* START DATA SECTION *
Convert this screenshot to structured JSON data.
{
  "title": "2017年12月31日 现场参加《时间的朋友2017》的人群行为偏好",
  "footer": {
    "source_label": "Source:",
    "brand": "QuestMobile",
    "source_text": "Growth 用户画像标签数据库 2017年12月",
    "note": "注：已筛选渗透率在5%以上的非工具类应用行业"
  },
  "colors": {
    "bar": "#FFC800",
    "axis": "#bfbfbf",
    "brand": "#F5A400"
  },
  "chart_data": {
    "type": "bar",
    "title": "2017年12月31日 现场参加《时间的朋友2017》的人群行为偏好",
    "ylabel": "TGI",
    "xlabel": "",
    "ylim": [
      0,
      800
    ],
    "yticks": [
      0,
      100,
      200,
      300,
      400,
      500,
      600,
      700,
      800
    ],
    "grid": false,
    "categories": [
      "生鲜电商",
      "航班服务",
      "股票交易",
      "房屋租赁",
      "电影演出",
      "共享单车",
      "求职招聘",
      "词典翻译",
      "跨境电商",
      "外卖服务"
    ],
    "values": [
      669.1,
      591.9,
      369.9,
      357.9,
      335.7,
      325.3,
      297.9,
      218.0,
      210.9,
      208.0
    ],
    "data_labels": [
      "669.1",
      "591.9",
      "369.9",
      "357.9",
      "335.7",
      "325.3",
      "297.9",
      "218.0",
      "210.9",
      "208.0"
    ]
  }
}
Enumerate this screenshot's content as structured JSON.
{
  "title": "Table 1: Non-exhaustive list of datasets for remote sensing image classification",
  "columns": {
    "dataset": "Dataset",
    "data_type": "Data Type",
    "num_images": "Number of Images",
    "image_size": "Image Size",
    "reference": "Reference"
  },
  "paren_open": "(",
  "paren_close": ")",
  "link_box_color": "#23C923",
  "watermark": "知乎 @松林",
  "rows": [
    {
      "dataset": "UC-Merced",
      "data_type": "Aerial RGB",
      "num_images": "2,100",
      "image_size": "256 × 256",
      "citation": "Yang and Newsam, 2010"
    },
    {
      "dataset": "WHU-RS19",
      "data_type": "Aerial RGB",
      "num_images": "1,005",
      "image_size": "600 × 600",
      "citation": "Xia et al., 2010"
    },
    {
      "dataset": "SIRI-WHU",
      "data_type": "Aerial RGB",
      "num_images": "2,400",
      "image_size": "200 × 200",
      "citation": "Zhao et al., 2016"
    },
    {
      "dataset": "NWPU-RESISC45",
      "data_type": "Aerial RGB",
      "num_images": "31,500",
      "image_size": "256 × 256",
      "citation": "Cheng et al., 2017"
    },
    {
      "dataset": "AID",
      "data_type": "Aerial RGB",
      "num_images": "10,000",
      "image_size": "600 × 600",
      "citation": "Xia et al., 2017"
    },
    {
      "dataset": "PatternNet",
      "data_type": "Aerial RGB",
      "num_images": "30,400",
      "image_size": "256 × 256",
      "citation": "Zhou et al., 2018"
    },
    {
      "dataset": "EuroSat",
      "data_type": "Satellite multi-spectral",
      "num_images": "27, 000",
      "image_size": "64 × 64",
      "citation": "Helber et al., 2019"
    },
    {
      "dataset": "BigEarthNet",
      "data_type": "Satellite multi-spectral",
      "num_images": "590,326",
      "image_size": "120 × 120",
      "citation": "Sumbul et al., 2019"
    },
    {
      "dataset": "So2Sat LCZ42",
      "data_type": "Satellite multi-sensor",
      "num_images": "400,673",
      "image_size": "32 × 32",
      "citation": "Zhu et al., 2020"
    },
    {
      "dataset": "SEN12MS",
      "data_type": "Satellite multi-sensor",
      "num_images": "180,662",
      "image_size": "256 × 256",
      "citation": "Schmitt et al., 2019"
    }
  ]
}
* END DATA SECTION *
TASK DESCRIPTION: Output all of the data above without any alteration.

TASK OUTPUT:
Convert this screenshot to structured JSON data.
{
  "title": "2017年12月31日 现场参加《时间的朋友2017》的人群行为偏好",
  "footer": {
    "source_label": "Source:",
    "brand": "QuestMobile",
    "source_text": "Growth 用户画像标签数据库 2017年12月",
    "note": "注：已筛选渗透率在5%以上的非工具类应用行业"
  },
  "colors": {
    "bar": "#FFC800",
    "axis": "#bfbfbf",
    "brand": "#F5A400"
  },
  "chart_data": {
    "type": "bar",
    "title": "2017年12月31日 现场参加《时间的朋友2017》的人群行为偏好",
    "ylabel": "TGI",
    "xlabel": "",
    "ylim": [
      0,
      800
    ],
    "yticks": [
      0,
      100,
      200,
      300,
      400,
      500,
      600,
      700,
      800
    ],
    "grid": false,
    "categories": [
      "生鲜电商",
      "航班服务",
      "股票交易",
      "房屋租赁",
      "电影演出",
      "共享单车",
      "求职招聘",
      "词典翻译",
      "跨境电商",
      "外卖服务"
    ],
    "values": [
      669.1,
      591.9,
      369.9,
      357.9,
      335.7,
      325.3,
      297.9,
      218.0,
      210.9,
      208.0
    ],
    "data_labels": [
      "669.1",
      "591.9",
      "369.9",
      "357.9",
      "335.7",
      "325.3",
      "297.9",
      "218.0",
      "210.9",
      "208.0"
    ]
  }
}
Enumerate this screenshot's content as structured JSON.
{
  "title": "Table 1: Non-exhaustive list of datasets for remote sensing image classification",
  "columns": {
    "dataset": "Dataset",
    "data_type": "Data Type",
    "num_images": "Number of Images",
    "image_size": "Image Size",
    "reference": "Reference"
  },
  "paren_open": "(",
  "paren_close": ")",
  "link_box_color": "#23C923",
  "watermark": "知乎 @松林",
  "rows": [
    {
      "dataset": "UC-Merced",
      "data_type": "Aerial RGB",
      "num_images": "2,100",
      "image_size": "256 × 256",
      "citation": "Yang and Newsam, 2010"
    },
    {
      "dataset": "WHU-RS19",
      "data_type": "Aerial RGB",
      "num_images": "1,005",
      "image_size": "600 × 600",
      "citation": "Xia et al., 2010"
    },
    {
      "dataset": "SIRI-WHU",
      "data_type": "Aerial RGB",
      "num_images": "2,400",
      "image_size": "200 × 200",
      "citation": "Zhao et al., 2016"
    },
    {
      "dataset": "NWPU-RESISC45",
      "data_type": "Aerial RGB",
      "num_images": "31,500",
      "image_size": "256 × 256",
      "citation": "Cheng et al., 2017"
    },
    {
      "dataset": "AID",
      "data_type": "Aerial RGB",
      "num_images": "10,000",
      "image_size": "600 × 600",
      "citation": "Xia et al., 2017"
    },
    {
      "dataset": "PatternNet",
      "data_type": "Aerial RGB",
      "num_images": "30,400",
      "image_size": "256 × 256",
      "citation": "Zhou et al., 2018"
    },
    {
      "dataset": "EuroSat",
      "data_type": "Satellite multi-spectral",
      "num_images": "27, 000",
      "image_size": "64 × 64",
      "citation": "Helber et al., 2019"
    },
    {
      "dataset": "BigEarthNet",
      "data_type": "Satellite multi-spectral",
      "num_images": "590,326",
      "image_size": "120 × 120",
      "citation": "Sumbul et al., 2019"
    },
    {
      "dataset": "So2Sat LCZ42",
      "data_type": "Satellite multi-sensor",
      "num_images": "400,673",
      "image_size": "32 × 32",
      "citation": "Zhu et al., 2020"
    },
    {
      "dataset": "SEN12MS",
      "data_type": "Satellite multi-sensor",
      "num_images": "180,662",
      "image_size": "256 × 256",
      "citation": "Schmitt et al., 2019"
    }
  ]
}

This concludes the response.